>> begin Given information

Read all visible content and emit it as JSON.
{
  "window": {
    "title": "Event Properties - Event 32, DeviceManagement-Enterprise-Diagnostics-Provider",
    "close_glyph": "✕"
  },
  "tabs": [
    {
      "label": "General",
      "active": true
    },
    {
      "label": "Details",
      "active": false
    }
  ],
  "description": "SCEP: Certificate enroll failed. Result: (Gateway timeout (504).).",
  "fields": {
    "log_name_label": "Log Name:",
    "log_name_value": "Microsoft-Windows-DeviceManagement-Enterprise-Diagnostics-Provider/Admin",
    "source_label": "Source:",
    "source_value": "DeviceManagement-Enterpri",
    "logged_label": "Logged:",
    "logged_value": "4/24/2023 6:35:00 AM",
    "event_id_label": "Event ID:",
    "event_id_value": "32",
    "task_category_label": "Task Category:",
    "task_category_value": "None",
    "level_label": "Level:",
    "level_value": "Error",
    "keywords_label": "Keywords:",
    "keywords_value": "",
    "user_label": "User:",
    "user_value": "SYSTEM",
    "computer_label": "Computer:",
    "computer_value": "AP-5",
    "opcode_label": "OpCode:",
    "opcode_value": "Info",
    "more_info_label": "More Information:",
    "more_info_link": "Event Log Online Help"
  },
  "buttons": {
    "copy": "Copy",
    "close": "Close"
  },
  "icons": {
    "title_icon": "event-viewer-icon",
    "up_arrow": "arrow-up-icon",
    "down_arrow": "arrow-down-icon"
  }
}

>> end Given information

Your objective:
Write all of the records out again exactly.

Response to this exercise:
Read all visible content and emit it as JSON.
{
  "window": {
    "title": "Event Properties - Event 32, DeviceManagement-Enterprise-Diagnostics-Provider",
    "close_glyph": "✕"
  },
  "tabs": [
    {
      "label": "General",
      "active": true
    },
    {
      "label": "Details",
      "active": false
    }
  ],
  "description": "SCEP: Certificate enroll failed. Result: (Gateway timeout (504).).",
  "fields": {
    "log_name_label": "Log Name:",
    "log_name_value": "Microsoft-Windows-DeviceManagement-Enterprise-Diagnostics-Provider/Admin",
    "source_label": "Source:",
    "source_value": "DeviceManagement-Enterpri",
    "logged_label": "Logged:",
    "logged_value": "4/24/2023 6:35:00 AM",
    "event_id_label": "Event ID:",
    "event_id_value": "32",
    "task_category_label": "Task Category:",
    "task_category_value": "None",
    "level_label": "Level:",
    "level_value": "Error",
    "keywords_label": "Keywords:",
    "keywords_value": "",
    "user_label": "User:",
    "user_value": "SYSTEM",
    "computer_label": "Computer:",
    "computer_value": "AP-5",
    "opcode_label": "OpCode:",
    "opcode_value": "Info",
    "more_info_label": "More Information:",
    "more_info_link": "Event Log Online Help"
  },
  "buttons": {
    "copy": "Copy",
    "close": "Close"
  },
  "icons": {
    "title_icon": "event-viewer-icon",
    "up_arrow": "arrow-up-icon",
    "down_arrow": "arrow-down-icon"
  }
}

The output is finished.